Start of Entries shown

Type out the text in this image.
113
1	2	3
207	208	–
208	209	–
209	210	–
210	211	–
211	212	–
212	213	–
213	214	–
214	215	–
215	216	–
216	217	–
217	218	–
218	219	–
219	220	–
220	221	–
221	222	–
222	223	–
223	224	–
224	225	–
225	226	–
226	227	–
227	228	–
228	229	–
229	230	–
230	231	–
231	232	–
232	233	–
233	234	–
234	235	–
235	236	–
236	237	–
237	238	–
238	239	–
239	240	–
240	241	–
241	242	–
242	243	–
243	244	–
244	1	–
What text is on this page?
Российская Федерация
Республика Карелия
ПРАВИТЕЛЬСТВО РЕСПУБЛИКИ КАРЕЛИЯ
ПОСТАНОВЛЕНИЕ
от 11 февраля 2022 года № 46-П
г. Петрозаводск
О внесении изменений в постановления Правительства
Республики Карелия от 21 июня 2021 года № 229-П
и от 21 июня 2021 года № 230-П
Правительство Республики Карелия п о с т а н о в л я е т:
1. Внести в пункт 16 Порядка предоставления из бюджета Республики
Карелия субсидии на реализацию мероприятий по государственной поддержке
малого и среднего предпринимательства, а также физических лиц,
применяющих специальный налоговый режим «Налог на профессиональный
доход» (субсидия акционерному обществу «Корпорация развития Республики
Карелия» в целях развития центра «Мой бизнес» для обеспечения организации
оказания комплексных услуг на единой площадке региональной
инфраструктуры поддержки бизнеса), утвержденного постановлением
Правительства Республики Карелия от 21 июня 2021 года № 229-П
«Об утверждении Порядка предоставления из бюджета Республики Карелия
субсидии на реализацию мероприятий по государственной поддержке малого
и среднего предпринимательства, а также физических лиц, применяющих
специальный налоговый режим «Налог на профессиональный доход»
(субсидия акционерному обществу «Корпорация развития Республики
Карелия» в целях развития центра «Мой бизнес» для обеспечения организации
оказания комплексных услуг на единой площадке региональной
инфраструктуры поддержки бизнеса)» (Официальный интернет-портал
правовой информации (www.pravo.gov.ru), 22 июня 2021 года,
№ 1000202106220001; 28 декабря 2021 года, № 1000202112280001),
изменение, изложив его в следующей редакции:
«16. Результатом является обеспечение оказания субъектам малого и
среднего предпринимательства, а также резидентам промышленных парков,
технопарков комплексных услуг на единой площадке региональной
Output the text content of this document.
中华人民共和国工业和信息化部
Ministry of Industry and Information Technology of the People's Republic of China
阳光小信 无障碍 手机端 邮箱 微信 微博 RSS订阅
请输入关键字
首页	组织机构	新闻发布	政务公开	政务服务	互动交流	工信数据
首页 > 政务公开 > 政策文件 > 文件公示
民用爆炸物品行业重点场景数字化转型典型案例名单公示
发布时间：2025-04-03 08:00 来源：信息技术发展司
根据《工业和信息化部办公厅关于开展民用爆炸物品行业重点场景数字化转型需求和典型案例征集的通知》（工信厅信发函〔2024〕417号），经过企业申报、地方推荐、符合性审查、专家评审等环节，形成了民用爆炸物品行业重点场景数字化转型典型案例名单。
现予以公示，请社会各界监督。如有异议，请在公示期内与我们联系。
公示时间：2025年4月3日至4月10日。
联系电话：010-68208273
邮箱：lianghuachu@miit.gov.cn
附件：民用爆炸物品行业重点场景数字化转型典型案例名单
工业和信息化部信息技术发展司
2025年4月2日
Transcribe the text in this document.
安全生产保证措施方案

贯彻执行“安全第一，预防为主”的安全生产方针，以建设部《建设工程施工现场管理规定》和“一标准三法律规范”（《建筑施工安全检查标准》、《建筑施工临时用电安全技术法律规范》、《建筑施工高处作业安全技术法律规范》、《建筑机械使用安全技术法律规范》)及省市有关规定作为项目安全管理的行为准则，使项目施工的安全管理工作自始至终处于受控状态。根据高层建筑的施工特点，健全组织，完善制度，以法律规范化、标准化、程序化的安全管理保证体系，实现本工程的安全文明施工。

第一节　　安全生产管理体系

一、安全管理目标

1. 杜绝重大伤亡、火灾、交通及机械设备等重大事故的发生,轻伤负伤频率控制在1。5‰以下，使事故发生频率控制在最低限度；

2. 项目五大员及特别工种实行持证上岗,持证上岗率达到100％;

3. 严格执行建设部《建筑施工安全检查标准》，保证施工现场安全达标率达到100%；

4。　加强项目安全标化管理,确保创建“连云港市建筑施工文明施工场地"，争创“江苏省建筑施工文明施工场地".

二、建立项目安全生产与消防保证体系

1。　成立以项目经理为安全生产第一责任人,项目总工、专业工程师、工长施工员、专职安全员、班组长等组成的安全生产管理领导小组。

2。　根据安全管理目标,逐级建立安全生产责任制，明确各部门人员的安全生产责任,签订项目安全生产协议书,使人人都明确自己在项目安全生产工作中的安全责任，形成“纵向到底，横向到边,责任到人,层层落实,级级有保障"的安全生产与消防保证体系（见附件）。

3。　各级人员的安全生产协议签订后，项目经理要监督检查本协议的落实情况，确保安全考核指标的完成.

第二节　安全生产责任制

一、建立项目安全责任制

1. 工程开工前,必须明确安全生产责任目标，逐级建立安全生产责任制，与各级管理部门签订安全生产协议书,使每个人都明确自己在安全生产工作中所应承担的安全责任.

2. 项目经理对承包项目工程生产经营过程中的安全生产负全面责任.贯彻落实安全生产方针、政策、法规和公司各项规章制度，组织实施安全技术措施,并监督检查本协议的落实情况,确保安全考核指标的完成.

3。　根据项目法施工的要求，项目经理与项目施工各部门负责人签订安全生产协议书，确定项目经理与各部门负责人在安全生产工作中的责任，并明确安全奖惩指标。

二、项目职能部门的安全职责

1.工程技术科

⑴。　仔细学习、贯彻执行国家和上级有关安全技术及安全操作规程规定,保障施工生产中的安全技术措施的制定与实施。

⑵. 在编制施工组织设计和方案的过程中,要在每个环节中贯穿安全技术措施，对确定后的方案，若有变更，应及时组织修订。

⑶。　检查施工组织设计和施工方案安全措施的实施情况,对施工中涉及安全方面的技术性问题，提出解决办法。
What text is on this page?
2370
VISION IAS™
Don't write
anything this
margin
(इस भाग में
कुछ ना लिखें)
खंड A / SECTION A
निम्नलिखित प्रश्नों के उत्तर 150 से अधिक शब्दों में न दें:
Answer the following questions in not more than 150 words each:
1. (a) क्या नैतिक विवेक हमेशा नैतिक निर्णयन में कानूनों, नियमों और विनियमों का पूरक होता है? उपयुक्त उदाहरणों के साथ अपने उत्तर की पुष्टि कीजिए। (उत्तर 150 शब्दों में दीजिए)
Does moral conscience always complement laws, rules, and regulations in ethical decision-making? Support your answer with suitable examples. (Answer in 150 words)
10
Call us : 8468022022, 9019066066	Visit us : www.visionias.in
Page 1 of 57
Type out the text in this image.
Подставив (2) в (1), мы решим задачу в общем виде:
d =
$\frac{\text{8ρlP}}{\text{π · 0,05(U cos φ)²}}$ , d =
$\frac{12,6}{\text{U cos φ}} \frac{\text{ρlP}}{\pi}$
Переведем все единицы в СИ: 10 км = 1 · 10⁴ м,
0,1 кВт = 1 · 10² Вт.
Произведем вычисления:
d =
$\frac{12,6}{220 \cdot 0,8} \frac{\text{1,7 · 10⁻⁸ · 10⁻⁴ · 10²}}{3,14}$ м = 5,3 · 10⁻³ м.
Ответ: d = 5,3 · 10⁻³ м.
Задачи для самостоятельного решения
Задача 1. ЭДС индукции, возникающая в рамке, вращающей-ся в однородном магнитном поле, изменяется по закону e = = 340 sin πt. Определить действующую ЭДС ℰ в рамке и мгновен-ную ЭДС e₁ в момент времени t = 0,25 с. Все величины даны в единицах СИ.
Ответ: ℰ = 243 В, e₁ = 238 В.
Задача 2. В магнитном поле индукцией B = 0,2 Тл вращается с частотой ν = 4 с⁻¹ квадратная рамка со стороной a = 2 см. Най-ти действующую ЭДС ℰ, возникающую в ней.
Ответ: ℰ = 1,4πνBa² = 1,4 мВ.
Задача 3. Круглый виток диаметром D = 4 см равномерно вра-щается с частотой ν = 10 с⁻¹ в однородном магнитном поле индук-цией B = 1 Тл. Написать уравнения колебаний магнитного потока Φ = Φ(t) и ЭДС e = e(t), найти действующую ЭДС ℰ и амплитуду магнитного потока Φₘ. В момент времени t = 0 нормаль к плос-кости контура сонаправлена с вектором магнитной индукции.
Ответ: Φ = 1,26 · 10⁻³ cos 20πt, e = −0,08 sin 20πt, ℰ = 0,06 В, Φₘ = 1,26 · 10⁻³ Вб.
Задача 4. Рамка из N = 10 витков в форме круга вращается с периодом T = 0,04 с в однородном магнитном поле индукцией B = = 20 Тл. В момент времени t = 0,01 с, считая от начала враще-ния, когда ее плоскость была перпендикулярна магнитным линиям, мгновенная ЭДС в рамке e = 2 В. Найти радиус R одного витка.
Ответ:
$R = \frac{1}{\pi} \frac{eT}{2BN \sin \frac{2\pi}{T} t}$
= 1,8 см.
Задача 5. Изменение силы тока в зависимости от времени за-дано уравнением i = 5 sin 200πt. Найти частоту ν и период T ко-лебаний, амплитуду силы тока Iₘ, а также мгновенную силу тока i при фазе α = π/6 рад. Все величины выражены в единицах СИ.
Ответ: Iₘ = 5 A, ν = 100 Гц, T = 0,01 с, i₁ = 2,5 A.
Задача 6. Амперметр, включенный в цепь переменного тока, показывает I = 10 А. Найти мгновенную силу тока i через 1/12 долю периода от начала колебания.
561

End of Entries shown

### Work to complete
From the data above, gather every line that includes the word "поддержки".

### Solution for this problem
инфраструктуры поддержки бизнеса), утвержденного постановлением
инфраструктуры поддержки бизнеса)» (Официальный интернет-портал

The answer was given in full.